══ Excerto selecionado

Entrevista

Carlos Anjos, presidente da Comissão de Proteção às Vítimas de Crimes
«Uma política de cidadania começa no jardim de infância»

IMG_5314.jpgA cada 20 minutos há uma queixa de violência doméstica em Portugal. Para mudar o paradigma, Carlos Anjos defende penas mais duras para os agressores e um forte investimento numa educação para a cidadania.

Preside, desde 2011, à comissão de proteção às vítimas de crimes e violência doméstica. Quais são as atribuições deste organismo?
Esta comissão existe em todos os países da União Europeia, por ter sido idealizada pelo Conselho da Europa. Os leitores já ouviram, certamente falar, aquando da leitura de um acórdão em que o condenado é obrigado a pagar uma indemnização de determinado montante à vítima. Acontece que na esmagadora maioria dos casos o criminoso, por não ter dinheiro para pagar, as indemnizações ficam por liquidar. É aqui que entra a comissão.

Que apoio é dado, por exemplo, a uma vítima de violência doméstica?
A comissão foi originalmente criada para dar resposta às vítimas de crimes. Posteriormente, surgiu um outro diploma que deu competências a esta comissão para apoiar as vítimas de violência doméstica que queriam sair de casa e não tinham capacidade económica para tal. O apoio pode ser mensal - por um período até seis meses - que pode ir até ao salário mínimo nacional, prorrogado por mais seis meses. Na prática, o Estado paga às vítimas de violência doméstica que não tenham rendimentos um salário mínimo nacional para que elas se consigam reorganizar, reinserir-se no mercado de trabalho e, de alguma forma, conseguir ter uma capacidade vivencial e social maior.

Que casos mais dramáticos chegam até à comissão?
Chegam as vítimas mais fragilizadas da violência doméstica, nomeadamente as institucionalizadas em casas-abrigo ou que não têm qualquer capacidade económico-financeira, etc. No que diz respeito aos crimes violentos somos confrontados com situações em que as vítimas não encontraram reparação económica da parte dos agressores. Nós temos um particular cuidado com os chamados «filhos da violência doméstica», em que a mãe ou o pai morre e o outro vai para a cadeia. Nesse dia a criança fica órfã de pai e mãe.

O caso do filho de Luís e Rosa Grilo é um exemplo…
Não completamente, porque o jovem tem família e vai herdar cerca de meio milhão de euros. Mas a esmagadora maioria dos casos em Portugal não é assim. Os miúdos ficam numa completa desproteção e os casos mais graves, quando os tutores acolhem as crianças, recebem uma compensação financeira por parte da comissão para suprir as dificuldades.

O tema da violência doméstica está na ordem do dia. Só nos primeiros dois meses do ano foram assassinadas 10 mulheres. O que está na base deste flagelo?
A violência doméstica é um crime de poder. As relações entre pessoas são sempre de poder, em que um dos membros do casal tenta ser o líder. Ter ascendente sobre o outro. Mas é preciso afirmar que este não é um problema só português, ele existe à escala mundial. A estatística sobre os dados de violência doméstica nos países do norte da Europa são ainda mais dramáticas do que em Portugal. Nos países nórdicos regista-se uma supremacia dos casos de violência psicológica sobre os casos de violência física. No sul da Europa, pela forma de estar que carateriza os latinos, a violência tende a ser mais física.

════

_Tarefas e exercícios_
1. Reescreve o trecho da entrevista começando em "O caso do filho" e seguindo até "suprir as dificuldades.", trocando "jovem" por "rapaz".
2. Responde às seguintes perguntas com base na entrevista.
(a) Desde que ano preside Carlos Anjos à comissão?
(b) Durante quanto tempo pode ser pago, inicialmente, o apoio mensal a uma vítima de violência doméstica?
(c) Quantas mulheres foram assassinadas nos primeiros dois meses do ano?
Os registos não têm qualquer papel neste exercício.

══ Dados em bruto

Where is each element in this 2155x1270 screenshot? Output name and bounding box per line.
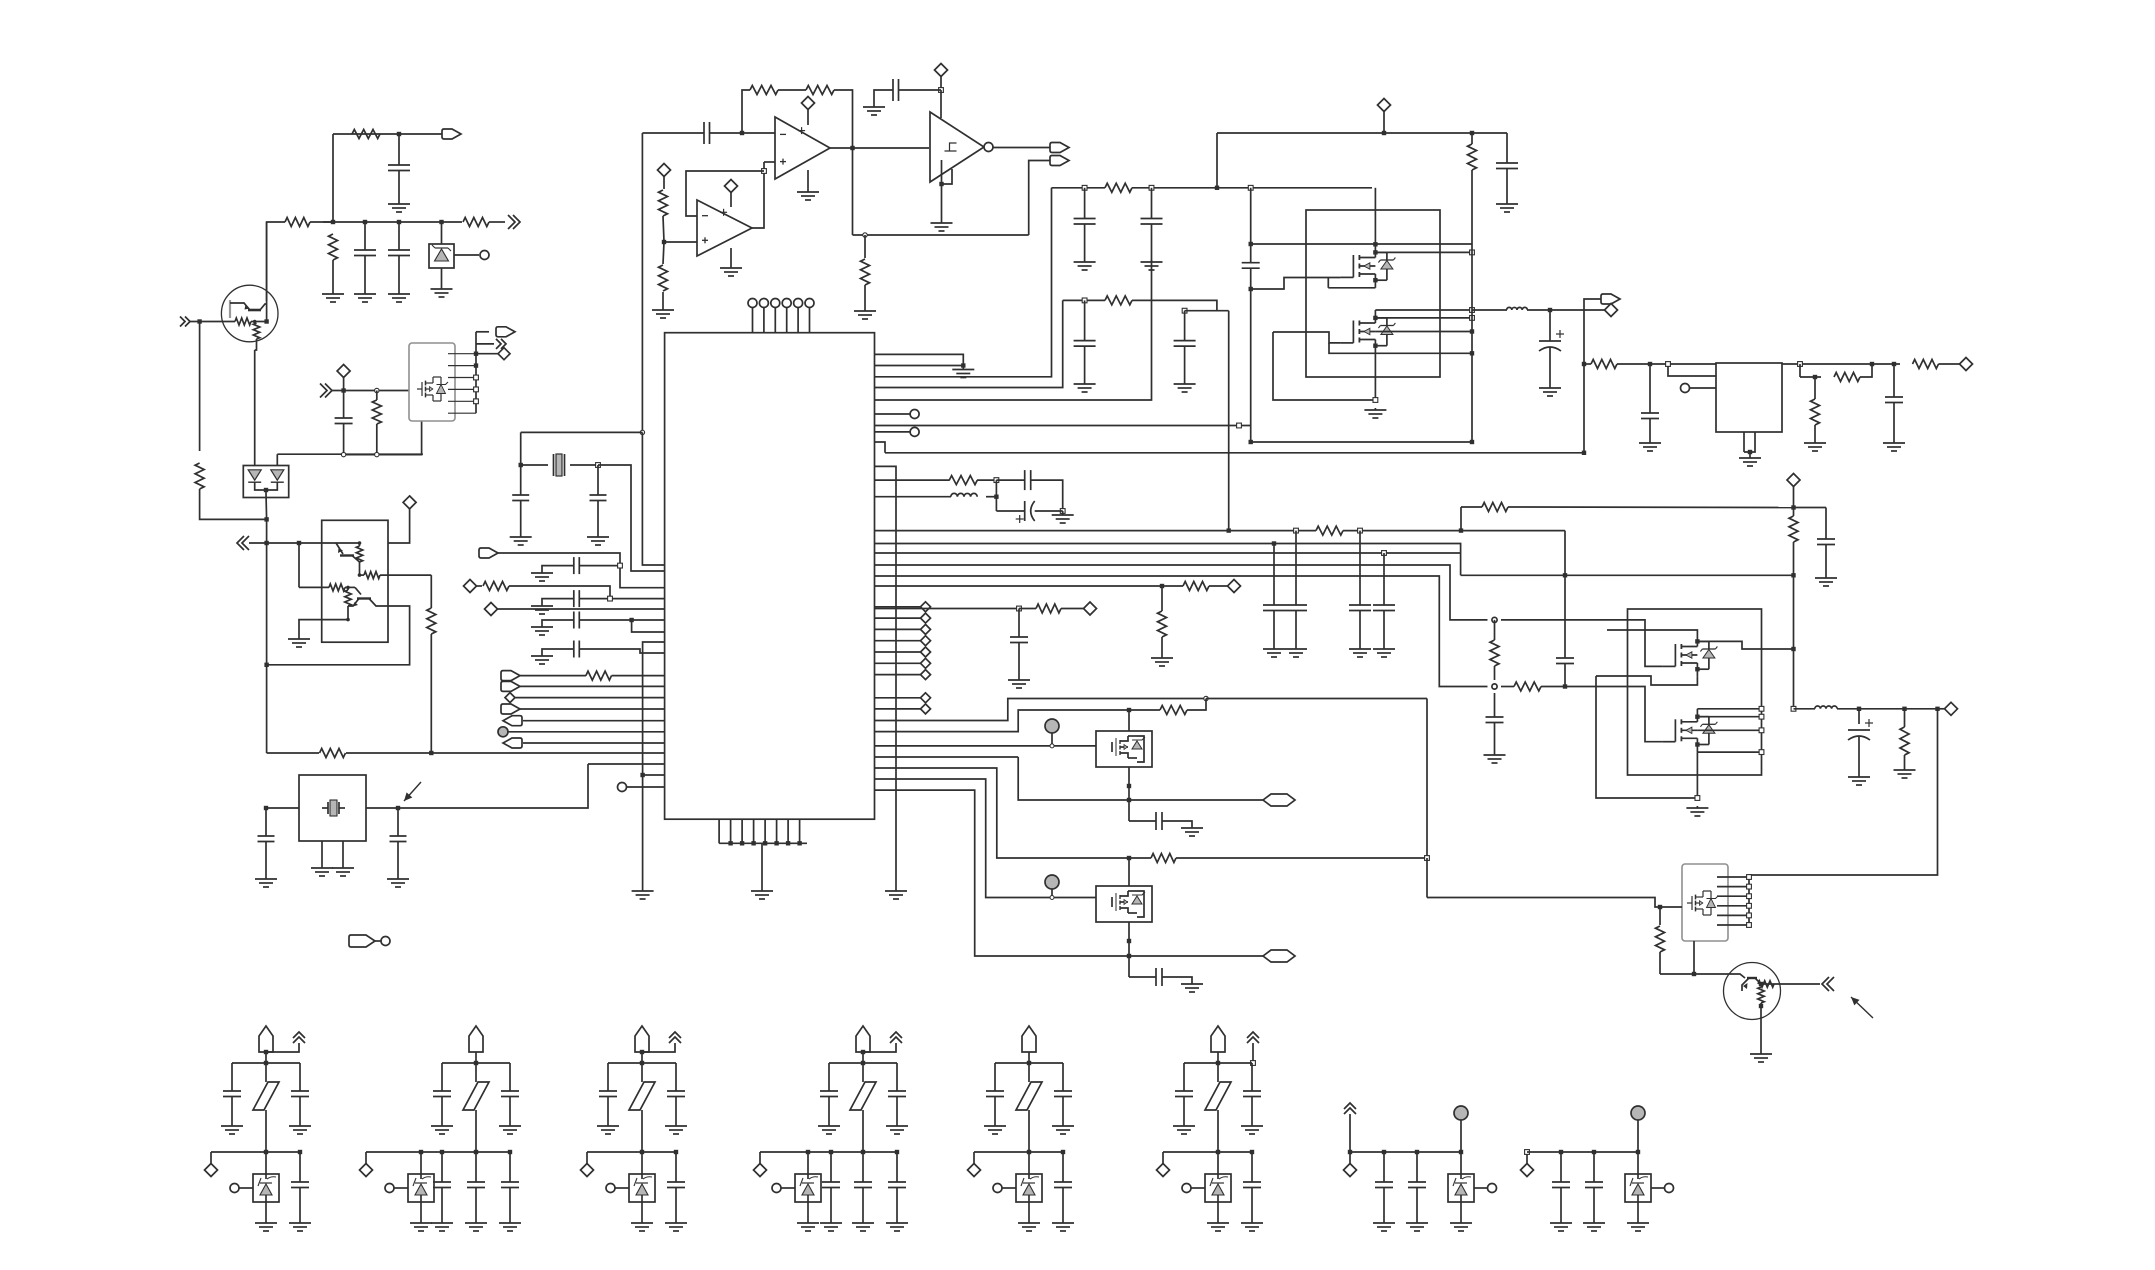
junction y300 x1084 (1082, 298, 1087, 303)
J6 diamond left (1162, 1152, 1164, 1164)
ground G25 (962, 366, 964, 370)
resistor R1 (352, 130, 380, 139)
capacitor C31 (1825, 508, 1827, 540)
wire U9 gate entry M3 (1501, 619, 1628, 621)
J6 circle term (1182, 1184, 1191, 1193)
wire input to Q1 (190, 321, 235, 323)
capacitor C19 (1151, 188, 1153, 219)
wire between R13 R14 (778, 89, 806, 91)
junction x1250 y244 (1249, 242, 1253, 246)
junction supply a (994, 478, 999, 483)
J1 ground b1 (299, 1221, 301, 1223)
J8 tvs diode (1625, 1174, 1651, 1202)
wire M2 diode-top (1375, 317, 1472, 319)
junction VD12 (1791, 505, 1795, 509)
flag in y686 (501, 681, 520, 691)
ground G46 (1494, 753, 1496, 755)
ground G31 (1151, 256, 1153, 262)
J5 diamond left (973, 1152, 975, 1164)
junction gate U10 (1658, 905, 1662, 909)
ground G42 (1295, 643, 1297, 649)
net dot gray y731 (498, 727, 508, 737)
wire IC pin y400 riser (875, 260, 1152, 400)
J4 ground b1 (830, 1221, 832, 1223)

════

_Soluções por tarefa_
1.
O caso do filho de Luís e Rosa Grilo é um exemplo…
Não completamente, porque o rapaz tem família e vai herdar cerca de meio milhão de euros. Mas a esmagadora maioria dos casos em Portugal não é assim. Os miúdos ficam numa completa desproteção e os casos mais graves, quando os tutores acolhem as crianças, recebem uma compensação financeira por parte da comissão para suprir as dificuldades.

2.
(a) Carlos Anjos preside à comissão desde 2011.
(b) O apoio mensal pode ser pago por um período até seis meses, prorrogado por mais seis meses.
(c) Foram assassinadas 10 mulheres nos primeiros dois meses do ano.